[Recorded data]
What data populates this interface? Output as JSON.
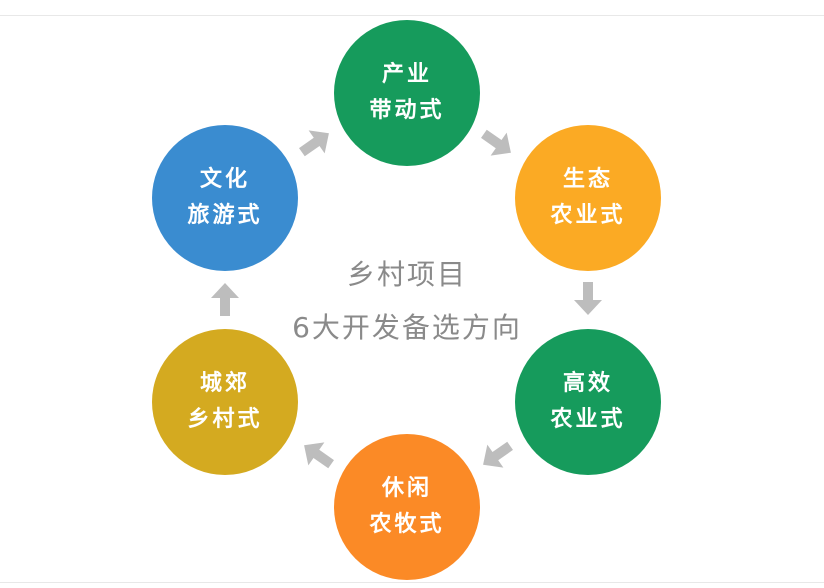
{
  "title": {
    "line1": "乡村项目",
    "line2": "6大开发备选方向"
  },
  "nodes": [
    {
      "id": "industry",
      "line1": "产业",
      "line2": "带动式",
      "color": "#169b5c"
    },
    {
      "id": "ecology",
      "line1": "生态",
      "line2": "农业式",
      "color": "#fbaa24"
    },
    {
      "id": "efficient",
      "line1": "高效",
      "line2": "农业式",
      "color": "#169b5c"
    },
    {
      "id": "leisure",
      "line1": "休闲",
      "line2": "农牧式",
      "color": "#fb8a26"
    },
    {
      "id": "suburban",
      "line1": "城郊",
      "line2": "乡村式",
      "color": "#d4aa20"
    },
    {
      "id": "culture",
      "line1": "文化",
      "line2": "旅游式",
      "color": "#3a8cd0"
    }
  ],
  "arrow_color": "#bdbdbd"
}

WHAT YOU SHOULD DO: Return the entries unchanged, save for the pictures, which do not belong in the copy.

OUTPUT FOR THIS TASK:
What data populates this interface? Output as JSON.
{
  "title": {
    "line1": "乡村项目",
    "line2": "6大开发备选方向"
  },
  "nodes": [
    {
      "id": "industry",
      "line1": "产业",
      "line2": "带动式",
      "color": "#169b5c"
    },
    {
      "id": "ecology",
      "line1": "生态",
      "line2": "农业式",
      "color": "#fbaa24"
    },
    {
      "id": "efficient",
      "line1": "高效",
      "line2": "农业式",
      "color": "#169b5c"
    },
    {
      "id": "leisure",
      "line1": "休闲",
      "line2": "农牧式",
      "color": "#fb8a26"
    },
    {
      "id": "suburban",
      "line1": "城郊",
      "line2": "乡村式",
      "color": "#d4aa20"
    },
    {
      "id": "culture",
      "line1": "文化",
      "line2": "旅游式",
      "color": "#3a8cd0"
    }
  ],
  "arrow_color": "#bdbdbd"
}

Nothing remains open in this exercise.